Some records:
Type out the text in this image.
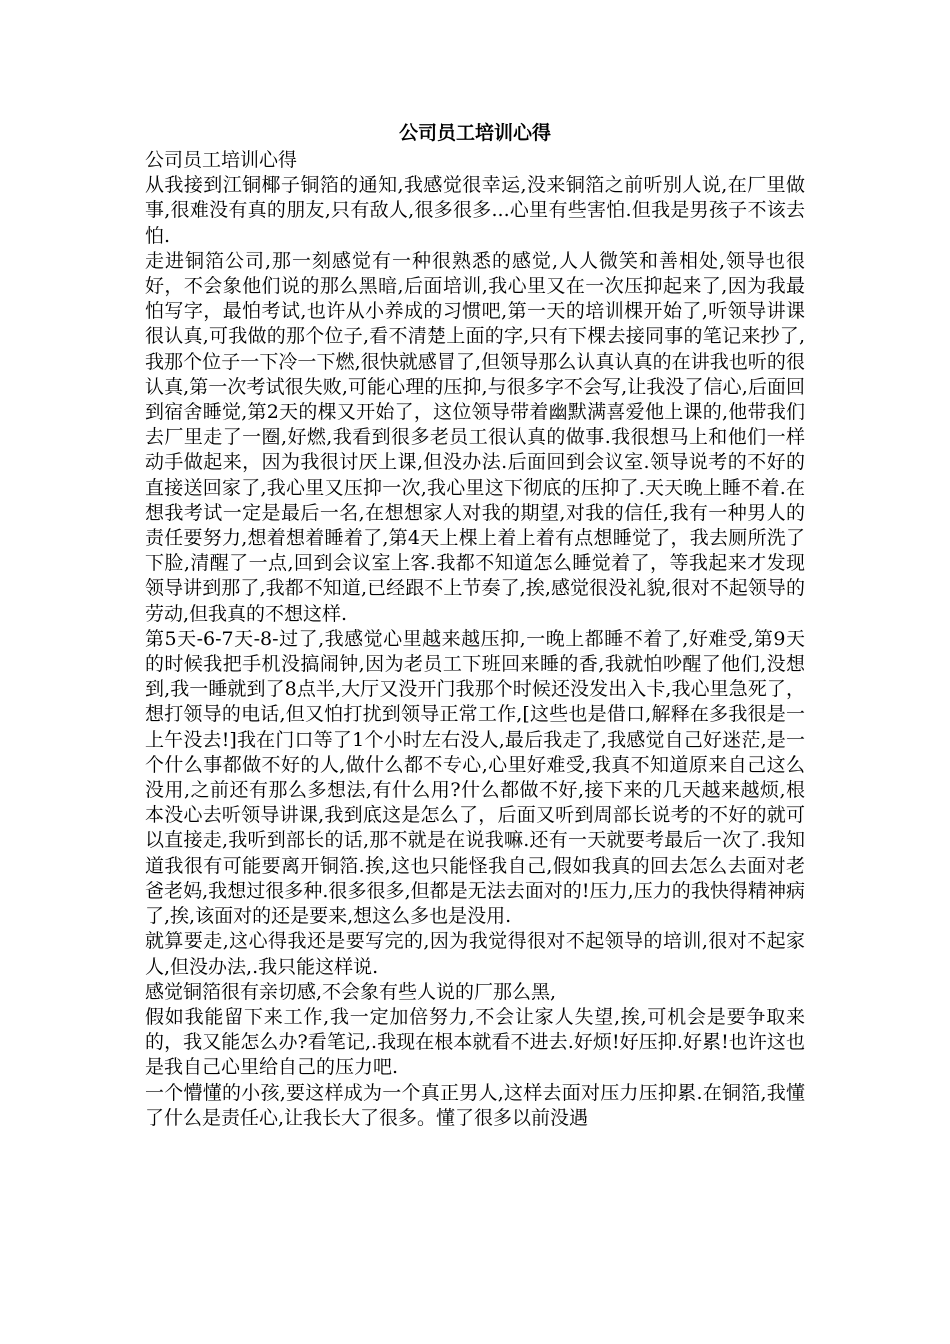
公司员工培训心得

公司员工培训心得

从我接到江铜椰子铜箔的通知,我感觉很幸运,没来铜箔之前听别人说,在厂里做事,很难没有真的朋友,只有敌人,很多很多...心里有些害怕.但我是男孩子不该去怕.

走进铜箔公司,那一刻感觉有一种很熟悉的感觉,人人微笑和善相处,领导也很好，不会象他们说的那么黑暗,后面培训,我心里又在一次压抑起来了,因为我最怕写字，最怕考试,也许从小养成的习惯吧,第一天的培训棵开始了,听领导讲课很认真,可我做的那个位子,看不清楚上面的字,只有下棵去接同事的笔记来抄了,我那个位子一下冷一下燃,很快就感冒了,但领导那么认真认真的在讲我也听的很认真,第一次考试很失败,可能心理的压抑,与很多字不会写,让我没了信心,后面回到宿舍睡觉,第2天的棵又开始了，这位领导带着幽默满喜爱他上课的,他带我们去厂里走了一圈,好燃,我看到很多老员工很认真的做事.我很想马上和他们一样动手做起来，因为我很讨厌上课,但没办法.后面回到会议室.领导说考的不好的直接送回家了,我心里又压抑一次,我心里这下彻底的压抑了.天天晚上睡不着.在想我考试一定是最后一名,在想想家人对我的期望,对我的信任,我有一种男人的责任要努力,想着想着睡着了,第4天上棵上着上着有点想睡觉了，我去厕所洗了下脸,清醒了一点,回到会议室上客.我都不知道怎么睡觉着了，等我起来才发现领导讲到那了,我都不知道,已经跟不上节奏了,挨,感觉很没礼貌,很对不起领导的劳动,但我真的不想这样.

第5天-6-7天-8-过了,我感觉心里越来越压抑,一晚上都睡不着了,好难受,第9天的时候我把手机没搞闹钟,因为老员工下班回来睡的香,我就怕吵醒了他们,没想到,我一睡就到了8点半,大厅又没开门我那个时候还没发出入卡,我心里急死了，想打领导的电话,但又怕打扰到领导正常工作,[这些也是借口,解释在多我很是一上午没去!]我在门口等了1个小时左右没人,最后我走了,我感觉自己好迷茫,是一个什么事都做不好的人,做什么都不专心,心里好难受,我真不知道原来自己这么没用,之前还有那么多想法,有什么用?什么都做不好,接下来的几天越来越烦,根本没心去听领导讲课,我到底这是怎么了，后面又听到周部长说考的不好的就可以直接走,我听到部长的话,那不就是在说我嘛.还有一天就要考最后一次了.我知道我很有可能要离开铜箔.挨,这也只能怪我自己,假如我真的回去怎么去面对老爸老妈,我想过很多种.很多很多,但都是无法去面对的!压力,压力的我快得精神病了,挨,该面对的还是要来,想这么多也是没用.

就算要走,这心得我还是要写完的,因为我觉得很对不起领导的培训,很对不起家人,但没办法,.我只能这样说.

感觉铜箔很有亲切感,不会象有些人说的厂那么黑,

假如我能留下来工作,我一定加倍努力,不会让家人失望,挨,可机会是要争取来的，我又能怎么办?看笔记,.我现在根本就看不进去.好烦!好压抑.好累!也许这也是我自己心里给自己的压力吧.

一个懵懂的小孩,要这样成为一个真正男人,这样去面对压力压抑累.在铜箔,我懂了什么是责任心,让我长大了很多。懂了很多以前没遇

### Job
Would you mind returning each entry above word for word, skipping the images?

### Reply to the task
Type out the text in this image.
公司员工培训心得

公司员工培训心得

从我接到江铜椰子铜箔的通知,我感觉很幸运,没来铜箔之前听别人说,在厂里做事,很难没有真的朋友,只有敌人,很多很多...心里有些害怕.但我是男孩子不该去怕.

走进铜箔公司,那一刻感觉有一种很熟悉的感觉,人人微笑和善相处,领导也很好，不会象他们说的那么黑暗,后面培训,我心里又在一次压抑起来了,因为我最怕写字，最怕考试,也许从小养成的习惯吧,第一天的培训棵开始了,听领导讲课很认真,可我做的那个位子,看不清楚上面的字,只有下棵去接同事的笔记来抄了,我那个位子一下冷一下燃,很快就感冒了,但领导那么认真认真的在讲我也听的很认真,第一次考试很失败,可能心理的压抑,与很多字不会写,让我没了信心,后面回到宿舍睡觉,第2天的棵又开始了，这位领导带着幽默满喜爱他上课的,他带我们去厂里走了一圈,好燃,我看到很多老员工很认真的做事.我很想马上和他们一样动手做起来，因为我很讨厌上课,但没办法.后面回到会议室.领导说考的不好的直接送回家了,我心里又压抑一次,我心里这下彻底的压抑了.天天晚上睡不着.在想我考试一定是最后一名,在想想家人对我的期望,对我的信任,我有一种男人的责任要努力,想着想着睡着了,第4天上棵上着上着有点想睡觉了，我去厕所洗了下脸,清醒了一点,回到会议室上客.我都不知道怎么睡觉着了，等我起来才发现领导讲到那了,我都不知道,已经跟不上节奏了,挨,感觉很没礼貌,很对不起领导的劳动,但我真的不想这样.

第5天-6-7天-8-过了,我感觉心里越来越压抑,一晚上都睡不着了,好难受,第9天的时候我把手机没搞闹钟,因为老员工下班回来睡的香,我就怕吵醒了他们,没想到,我一睡就到了8点半,大厅又没开门我那个时候还没发出入卡,我心里急死了，想打领导的电话,但又怕打扰到领导正常工作,[这些也是借口,解释在多我很是一上午没去!]我在门口等了1个小时左右没人,最后我走了,我感觉自己好迷茫,是一个什么事都做不好的人,做什么都不专心,心里好难受,我真不知道原来自己这么没用,之前还有那么多想法,有什么用?什么都做不好,接下来的几天越来越烦,根本没心去听领导讲课,我到底这是怎么了，后面又听到周部长说考的不好的就可以直接走,我听到部长的话,那不就是在说我嘛.还有一天就要考最后一次了.我知道我很有可能要离开铜箔.挨,这也只能怪我自己,假如我真的回去怎么去面对老爸老妈,我想过很多种.很多很多,但都是无法去面对的!压力,压力的我快得精神病了,挨,该面对的还是要来,想这么多也是没用.

就算要走,这心得我还是要写完的,因为我觉得很对不起领导的培训,很对不起家人,但没办法,.我只能这样说.

感觉铜箔很有亲切感,不会象有些人说的厂那么黑,

假如我能留下来工作,我一定加倍努力,不会让家人失望,挨,可机会是要争取来的，我又能怎么办?看笔记,.我现在根本就看不进去.好烦!好压抑.好累!也许这也是我自己心里给自己的压力吧.

一个懵懂的小孩,要这样成为一个真正男人,这样去面对压力压抑累.在铜箔,我懂了什么是责任心,让我长大了很多。懂了很多以前没遇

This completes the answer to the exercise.